PROBLEM DETAILS :: Reproduce all of the data that follows, character for character.

DATA FOR PROCESSING ::
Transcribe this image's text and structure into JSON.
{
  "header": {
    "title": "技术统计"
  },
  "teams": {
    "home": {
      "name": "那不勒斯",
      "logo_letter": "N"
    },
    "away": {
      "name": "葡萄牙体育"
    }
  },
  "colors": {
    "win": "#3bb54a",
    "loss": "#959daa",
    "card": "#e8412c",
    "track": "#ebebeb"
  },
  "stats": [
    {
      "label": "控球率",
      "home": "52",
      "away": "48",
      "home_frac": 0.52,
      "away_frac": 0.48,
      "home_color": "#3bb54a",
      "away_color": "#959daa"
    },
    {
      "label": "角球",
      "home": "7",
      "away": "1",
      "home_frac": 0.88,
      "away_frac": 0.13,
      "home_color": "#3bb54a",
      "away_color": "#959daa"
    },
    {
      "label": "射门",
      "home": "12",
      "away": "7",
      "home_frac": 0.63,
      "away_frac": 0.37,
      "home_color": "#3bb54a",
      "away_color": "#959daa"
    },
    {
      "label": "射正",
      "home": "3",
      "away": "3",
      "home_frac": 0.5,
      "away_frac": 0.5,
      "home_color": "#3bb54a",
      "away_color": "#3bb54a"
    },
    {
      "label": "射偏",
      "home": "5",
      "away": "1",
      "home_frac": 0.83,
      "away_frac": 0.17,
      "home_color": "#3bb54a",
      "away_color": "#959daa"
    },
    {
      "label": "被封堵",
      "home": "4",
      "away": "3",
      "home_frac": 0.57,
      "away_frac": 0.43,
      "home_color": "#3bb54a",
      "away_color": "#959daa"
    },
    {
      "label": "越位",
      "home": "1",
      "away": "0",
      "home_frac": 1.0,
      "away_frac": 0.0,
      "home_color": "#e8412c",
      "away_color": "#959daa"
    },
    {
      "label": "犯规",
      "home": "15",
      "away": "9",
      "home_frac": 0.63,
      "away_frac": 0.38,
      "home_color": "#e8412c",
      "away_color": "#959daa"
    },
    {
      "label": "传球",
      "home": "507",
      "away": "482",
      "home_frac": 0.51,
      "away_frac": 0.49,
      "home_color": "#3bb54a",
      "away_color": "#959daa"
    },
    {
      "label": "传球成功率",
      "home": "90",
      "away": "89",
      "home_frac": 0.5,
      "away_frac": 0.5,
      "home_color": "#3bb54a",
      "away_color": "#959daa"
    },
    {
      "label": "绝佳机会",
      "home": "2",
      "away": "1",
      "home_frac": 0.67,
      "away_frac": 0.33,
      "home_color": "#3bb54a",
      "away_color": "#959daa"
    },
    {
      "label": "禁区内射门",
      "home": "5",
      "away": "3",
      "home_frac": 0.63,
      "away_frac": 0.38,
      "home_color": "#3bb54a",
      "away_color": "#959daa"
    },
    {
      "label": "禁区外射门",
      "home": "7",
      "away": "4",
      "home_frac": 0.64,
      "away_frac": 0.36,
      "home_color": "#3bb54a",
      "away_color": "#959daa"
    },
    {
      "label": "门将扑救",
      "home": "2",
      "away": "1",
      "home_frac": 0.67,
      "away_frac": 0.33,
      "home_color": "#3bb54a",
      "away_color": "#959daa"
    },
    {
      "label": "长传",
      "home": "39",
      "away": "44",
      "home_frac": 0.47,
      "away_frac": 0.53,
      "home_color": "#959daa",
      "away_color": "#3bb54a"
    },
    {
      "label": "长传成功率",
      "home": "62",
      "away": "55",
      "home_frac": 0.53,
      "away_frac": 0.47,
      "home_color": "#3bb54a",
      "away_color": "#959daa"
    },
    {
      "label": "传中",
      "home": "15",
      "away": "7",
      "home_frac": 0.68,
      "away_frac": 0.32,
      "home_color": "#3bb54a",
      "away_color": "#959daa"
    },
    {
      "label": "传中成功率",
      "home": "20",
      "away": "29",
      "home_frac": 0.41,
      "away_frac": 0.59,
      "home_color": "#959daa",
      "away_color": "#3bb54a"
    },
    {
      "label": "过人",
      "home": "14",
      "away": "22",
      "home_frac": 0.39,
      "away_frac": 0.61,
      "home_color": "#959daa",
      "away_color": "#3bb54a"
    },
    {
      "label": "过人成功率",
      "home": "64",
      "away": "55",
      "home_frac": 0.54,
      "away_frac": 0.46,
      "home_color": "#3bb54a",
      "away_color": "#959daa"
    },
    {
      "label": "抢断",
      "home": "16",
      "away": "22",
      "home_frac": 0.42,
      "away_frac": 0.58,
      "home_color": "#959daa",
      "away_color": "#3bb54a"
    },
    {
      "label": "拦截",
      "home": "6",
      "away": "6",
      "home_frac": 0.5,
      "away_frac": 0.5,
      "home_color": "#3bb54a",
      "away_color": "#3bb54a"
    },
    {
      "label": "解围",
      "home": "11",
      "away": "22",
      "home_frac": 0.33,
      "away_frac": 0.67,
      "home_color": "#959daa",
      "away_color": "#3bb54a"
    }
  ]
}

FINISHED EXERCISE ::
Transcribe this image's text and structure into JSON.
{
  "header": {
    "title": "技术统计"
  },
  "teams": {
    "home": {
      "name": "那不勒斯",
      "logo_letter": "N"
    },
    "away": {
      "name": "葡萄牙体育"
    }
  },
  "colors": {
    "win": "#3bb54a",
    "loss": "#959daa",
    "card": "#e8412c",
    "track": "#ebebeb"
  },
  "stats": [
    {
      "label": "控球率",
      "home": "52",
      "away": "48",
      "home_frac": 0.52,
      "away_frac": 0.48,
      "home_color": "#3bb54a",
      "away_color": "#959daa"
    },
    {
      "label": "角球",
      "home": "7",
      "away": "1",
      "home_frac": 0.88,
      "away_frac": 0.13,
      "home_color": "#3bb54a",
      "away_color": "#959daa"
    },
    {
      "label": "射门",
      "home": "12",
      "away": "7",
      "home_frac": 0.63,
      "away_frac": 0.37,
      "home_color": "#3bb54a",
      "away_color": "#959daa"
    },
    {
      "label": "射正",
      "home": "3",
      "away": "3",
      "home_frac": 0.5,
      "away_frac": 0.5,
      "home_color": "#3bb54a",
      "away_color": "#3bb54a"
    },
    {
      "label": "射偏",
      "home": "5",
      "away": "1",
      "home_frac": 0.83,
      "away_frac": 0.17,
      "home_color": "#3bb54a",
      "away_color": "#959daa"
    },
    {
      "label": "被封堵",
      "home": "4",
      "away": "3",
      "home_frac": 0.57,
      "away_frac": 0.43,
      "home_color": "#3bb54a",
      "away_color": "#959daa"
    },
    {
      "label": "越位",
      "home": "1",
      "away": "0",
      "home_frac": 1.0,
      "away_frac": 0.0,
      "home_color": "#e8412c",
      "away_color": "#959daa"
    },
    {
      "label": "犯规",
      "home": "15",
      "away": "9",
      "home_frac": 0.63,
      "away_frac": 0.38,
      "home_color": "#e8412c",
      "away_color": "#959daa"
    },
    {
      "label": "传球",
      "home": "507",
      "away": "482",
      "home_frac": 0.51,
      "away_frac": 0.49,
      "home_color": "#3bb54a",
      "away_color": "#959daa"
    },
    {
      "label": "传球成功率",
      "home": "90",
      "away": "89",
      "home_frac": 0.5,
      "away_frac": 0.5,
      "home_color": "#3bb54a",
      "away_color": "#959daa"
    },
    {
      "label": "绝佳机会",
      "home": "2",
      "away": "1",
      "home_frac": 0.67,
      "away_frac": 0.33,
      "home_color": "#3bb54a",
      "away_color": "#959daa"
    },
    {
      "label": "禁区内射门",
      "home": "5",
      "away": "3",
      "home_frac": 0.63,
      "away_frac": 0.38,
      "home_color": "#3bb54a",
      "away_color": "#959daa"
    },
    {
      "label": "禁区外射门",
      "home": "7",
      "away": "4",
      "home_frac": 0.64,
      "away_frac": 0.36,
      "home_color": "#3bb54a",
      "away_color": "#959daa"
    },
    {
      "label": "门将扑救",
      "home": "2",
      "away": "1",
      "home_frac": 0.67,
      "away_frac": 0.33,
      "home_color": "#3bb54a",
      "away_color": "#959daa"
    },
    {
      "label": "长传",
      "home": "39",
      "away": "44",
      "home_frac": 0.47,
      "away_frac": 0.53,
      "home_color": "#959daa",
      "away_color": "#3bb54a"
    },
    {
      "label": "长传成功率",
      "home": "62",
      "away": "55",
      "home_frac": 0.53,
      "away_frac": 0.47,
      "home_color": "#3bb54a",
      "away_color": "#959daa"
    },
    {
      "label": "传中",
      "home": "15",
      "away": "7",
      "home_frac": 0.68,
      "away_frac": 0.32,
      "home_color": "#3bb54a",
      "away_color": "#959daa"
    },
    {
      "label": "传中成功率",
      "home": "20",
      "away": "29",
      "home_frac": 0.41,
      "away_frac": 0.59,
      "home_color": "#959daa",
      "away_color": "#3bb54a"
    },
    {
      "label": "过人",
      "home": "14",
      "away": "22",
      "home_frac": 0.39,
      "away_frac": 0.61,
      "home_color": "#959daa",
      "away_color": "#3bb54a"
    },
    {
      "label": "过人成功率",
      "home": "64",
      "away": "55",
      "home_frac": 0.54,
      "away_frac": 0.46,
      "home_color": "#3bb54a",
      "away_color": "#959daa"
    },
    {
      "label": "抢断",
      "home": "16",
      "away": "22",
      "home_frac": 0.42,
      "away_frac": 0.58,
      "home_color": "#959daa",
      "away_color": "#3bb54a"
    },
    {
      "label": "拦截",
      "home": "6",
      "away": "6",
      "home_frac": 0.5,
      "away_frac": 0.5,
      "home_color": "#3bb54a",
      "away_color": "#3bb54a"
    },
    {
      "label": "解围",
      "home": "11",
      "away": "22",
      "home_frac": 0.33,
      "away_frac": 0.67,
      "home_color": "#959daa",
      "away_color": "#3bb54a"
    }
  ]
}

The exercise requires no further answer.